[Records excerpted from a collection]
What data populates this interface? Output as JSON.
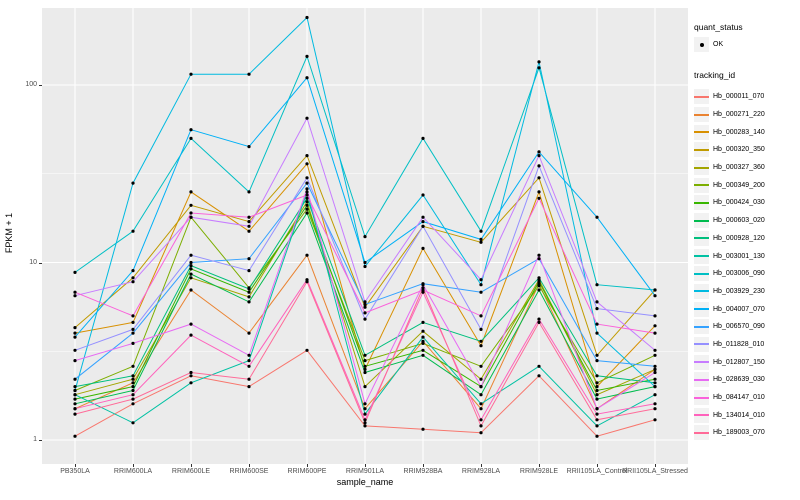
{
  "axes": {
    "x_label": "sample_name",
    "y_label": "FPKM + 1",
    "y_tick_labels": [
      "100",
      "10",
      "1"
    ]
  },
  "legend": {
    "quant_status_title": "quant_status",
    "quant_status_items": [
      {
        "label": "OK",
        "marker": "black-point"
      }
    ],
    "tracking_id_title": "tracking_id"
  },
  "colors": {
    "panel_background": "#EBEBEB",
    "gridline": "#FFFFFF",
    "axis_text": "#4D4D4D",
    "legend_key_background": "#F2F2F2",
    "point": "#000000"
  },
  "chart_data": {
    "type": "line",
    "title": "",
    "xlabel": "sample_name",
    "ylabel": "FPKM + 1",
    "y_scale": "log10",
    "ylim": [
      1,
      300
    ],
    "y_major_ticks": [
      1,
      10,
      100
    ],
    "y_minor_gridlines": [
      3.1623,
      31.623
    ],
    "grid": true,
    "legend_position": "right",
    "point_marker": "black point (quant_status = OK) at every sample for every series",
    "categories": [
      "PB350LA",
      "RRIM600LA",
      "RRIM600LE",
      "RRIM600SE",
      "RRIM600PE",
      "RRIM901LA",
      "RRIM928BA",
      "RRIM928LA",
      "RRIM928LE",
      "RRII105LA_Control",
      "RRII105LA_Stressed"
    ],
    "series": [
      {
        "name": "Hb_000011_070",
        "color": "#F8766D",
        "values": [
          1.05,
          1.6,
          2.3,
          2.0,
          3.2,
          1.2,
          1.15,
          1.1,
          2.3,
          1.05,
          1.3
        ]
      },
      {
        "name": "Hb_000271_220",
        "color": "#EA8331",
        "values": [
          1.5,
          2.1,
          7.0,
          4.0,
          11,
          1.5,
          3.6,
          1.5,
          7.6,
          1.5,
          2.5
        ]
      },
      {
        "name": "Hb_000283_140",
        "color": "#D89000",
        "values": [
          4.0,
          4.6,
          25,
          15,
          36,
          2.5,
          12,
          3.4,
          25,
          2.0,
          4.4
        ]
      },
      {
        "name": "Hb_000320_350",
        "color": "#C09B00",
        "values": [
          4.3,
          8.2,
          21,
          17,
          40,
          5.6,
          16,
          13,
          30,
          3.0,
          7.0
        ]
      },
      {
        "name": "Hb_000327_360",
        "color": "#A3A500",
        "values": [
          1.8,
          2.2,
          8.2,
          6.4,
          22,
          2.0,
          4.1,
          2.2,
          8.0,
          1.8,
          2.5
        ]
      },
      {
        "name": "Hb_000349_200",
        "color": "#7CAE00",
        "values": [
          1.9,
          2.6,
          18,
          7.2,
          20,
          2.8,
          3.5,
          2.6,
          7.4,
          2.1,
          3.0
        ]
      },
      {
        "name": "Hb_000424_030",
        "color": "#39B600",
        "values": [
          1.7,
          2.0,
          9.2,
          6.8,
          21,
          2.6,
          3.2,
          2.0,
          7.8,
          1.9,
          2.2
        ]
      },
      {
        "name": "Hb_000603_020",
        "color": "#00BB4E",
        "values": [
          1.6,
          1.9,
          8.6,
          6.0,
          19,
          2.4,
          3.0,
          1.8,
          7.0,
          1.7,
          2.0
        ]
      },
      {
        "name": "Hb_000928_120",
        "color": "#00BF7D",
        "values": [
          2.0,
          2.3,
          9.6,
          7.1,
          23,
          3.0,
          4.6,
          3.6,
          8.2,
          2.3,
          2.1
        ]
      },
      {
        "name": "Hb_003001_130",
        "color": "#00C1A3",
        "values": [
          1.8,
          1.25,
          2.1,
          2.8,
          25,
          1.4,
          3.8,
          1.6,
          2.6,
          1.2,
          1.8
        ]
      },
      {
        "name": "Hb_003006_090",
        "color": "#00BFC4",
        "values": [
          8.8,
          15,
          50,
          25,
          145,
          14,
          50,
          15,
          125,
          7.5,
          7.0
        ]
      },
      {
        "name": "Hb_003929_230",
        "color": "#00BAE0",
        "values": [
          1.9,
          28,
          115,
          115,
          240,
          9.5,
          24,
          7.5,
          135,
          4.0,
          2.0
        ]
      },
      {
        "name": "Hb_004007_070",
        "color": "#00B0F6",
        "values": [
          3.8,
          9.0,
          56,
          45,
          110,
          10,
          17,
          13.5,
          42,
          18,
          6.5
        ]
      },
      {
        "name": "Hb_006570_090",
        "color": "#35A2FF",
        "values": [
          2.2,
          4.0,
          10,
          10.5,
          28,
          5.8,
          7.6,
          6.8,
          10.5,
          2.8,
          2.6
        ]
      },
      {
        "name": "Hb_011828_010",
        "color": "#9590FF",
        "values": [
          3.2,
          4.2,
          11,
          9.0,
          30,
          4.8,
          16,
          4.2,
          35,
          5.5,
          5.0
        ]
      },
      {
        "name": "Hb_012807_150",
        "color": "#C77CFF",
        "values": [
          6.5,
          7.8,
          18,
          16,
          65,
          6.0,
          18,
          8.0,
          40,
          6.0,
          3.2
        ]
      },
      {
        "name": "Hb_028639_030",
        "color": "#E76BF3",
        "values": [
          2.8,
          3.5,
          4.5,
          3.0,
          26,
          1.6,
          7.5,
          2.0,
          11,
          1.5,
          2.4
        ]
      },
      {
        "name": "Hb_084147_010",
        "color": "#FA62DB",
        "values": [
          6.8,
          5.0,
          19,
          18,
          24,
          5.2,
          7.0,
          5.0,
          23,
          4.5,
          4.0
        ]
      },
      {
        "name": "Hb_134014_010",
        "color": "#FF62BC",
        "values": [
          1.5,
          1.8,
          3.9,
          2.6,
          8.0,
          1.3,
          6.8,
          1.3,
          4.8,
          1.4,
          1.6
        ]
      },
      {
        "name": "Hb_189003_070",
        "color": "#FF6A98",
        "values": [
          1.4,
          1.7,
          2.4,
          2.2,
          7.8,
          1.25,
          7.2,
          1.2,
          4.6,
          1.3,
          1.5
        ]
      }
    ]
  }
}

==

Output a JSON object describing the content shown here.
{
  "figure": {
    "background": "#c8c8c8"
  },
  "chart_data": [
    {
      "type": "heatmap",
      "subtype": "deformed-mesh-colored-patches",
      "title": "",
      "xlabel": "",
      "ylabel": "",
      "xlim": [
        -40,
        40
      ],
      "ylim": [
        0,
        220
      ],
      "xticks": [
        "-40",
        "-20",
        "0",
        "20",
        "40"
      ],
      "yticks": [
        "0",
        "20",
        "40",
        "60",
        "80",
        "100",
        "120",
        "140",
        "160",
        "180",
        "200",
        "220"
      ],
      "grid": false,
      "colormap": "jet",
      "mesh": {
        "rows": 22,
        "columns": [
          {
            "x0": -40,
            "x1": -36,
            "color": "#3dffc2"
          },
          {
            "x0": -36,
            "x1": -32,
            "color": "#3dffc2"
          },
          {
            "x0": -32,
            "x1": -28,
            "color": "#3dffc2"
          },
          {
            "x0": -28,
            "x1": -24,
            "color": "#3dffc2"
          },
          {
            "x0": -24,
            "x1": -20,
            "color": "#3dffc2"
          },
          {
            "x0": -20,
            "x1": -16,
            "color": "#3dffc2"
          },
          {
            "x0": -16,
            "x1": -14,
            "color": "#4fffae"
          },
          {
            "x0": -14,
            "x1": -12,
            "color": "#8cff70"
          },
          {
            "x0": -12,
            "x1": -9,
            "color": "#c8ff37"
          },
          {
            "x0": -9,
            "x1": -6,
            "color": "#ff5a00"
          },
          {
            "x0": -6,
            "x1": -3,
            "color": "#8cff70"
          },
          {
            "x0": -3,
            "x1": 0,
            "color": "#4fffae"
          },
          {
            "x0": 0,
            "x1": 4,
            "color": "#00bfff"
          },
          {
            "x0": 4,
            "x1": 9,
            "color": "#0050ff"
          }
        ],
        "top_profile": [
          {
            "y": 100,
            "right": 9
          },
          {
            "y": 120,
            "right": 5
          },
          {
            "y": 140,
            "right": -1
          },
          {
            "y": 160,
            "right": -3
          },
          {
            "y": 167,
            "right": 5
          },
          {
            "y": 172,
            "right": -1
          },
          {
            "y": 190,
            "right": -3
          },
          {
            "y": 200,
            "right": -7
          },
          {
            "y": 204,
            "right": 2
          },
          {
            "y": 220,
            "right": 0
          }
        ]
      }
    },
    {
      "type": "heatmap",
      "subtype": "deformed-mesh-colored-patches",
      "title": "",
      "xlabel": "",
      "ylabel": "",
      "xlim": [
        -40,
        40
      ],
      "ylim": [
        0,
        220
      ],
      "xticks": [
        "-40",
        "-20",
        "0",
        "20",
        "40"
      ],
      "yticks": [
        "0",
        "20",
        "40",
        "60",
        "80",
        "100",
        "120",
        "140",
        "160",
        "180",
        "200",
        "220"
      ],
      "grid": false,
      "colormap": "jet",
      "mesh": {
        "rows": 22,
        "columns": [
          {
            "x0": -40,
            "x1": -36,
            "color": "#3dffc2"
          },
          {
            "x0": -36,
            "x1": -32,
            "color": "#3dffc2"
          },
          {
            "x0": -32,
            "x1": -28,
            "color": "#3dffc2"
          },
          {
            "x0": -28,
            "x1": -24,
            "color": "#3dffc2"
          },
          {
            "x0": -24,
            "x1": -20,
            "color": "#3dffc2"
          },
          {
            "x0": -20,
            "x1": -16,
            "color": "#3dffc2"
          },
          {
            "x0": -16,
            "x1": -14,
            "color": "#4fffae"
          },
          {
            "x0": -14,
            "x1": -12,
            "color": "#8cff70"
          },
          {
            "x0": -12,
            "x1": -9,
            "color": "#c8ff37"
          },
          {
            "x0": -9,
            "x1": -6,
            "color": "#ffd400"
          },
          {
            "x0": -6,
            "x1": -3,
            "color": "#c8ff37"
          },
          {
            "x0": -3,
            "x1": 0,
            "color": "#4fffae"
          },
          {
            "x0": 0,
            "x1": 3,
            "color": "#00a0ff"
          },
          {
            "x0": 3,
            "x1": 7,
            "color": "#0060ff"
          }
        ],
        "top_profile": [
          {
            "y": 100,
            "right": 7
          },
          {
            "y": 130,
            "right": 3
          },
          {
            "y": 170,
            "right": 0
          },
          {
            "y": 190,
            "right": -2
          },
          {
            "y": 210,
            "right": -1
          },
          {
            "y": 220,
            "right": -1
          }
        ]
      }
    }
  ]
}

__Directive__. Copy every line above that includes the string "JSON".

__Task output__.
What data populates this interface? Output as JSON.
Output a JSON object describing the content shown here.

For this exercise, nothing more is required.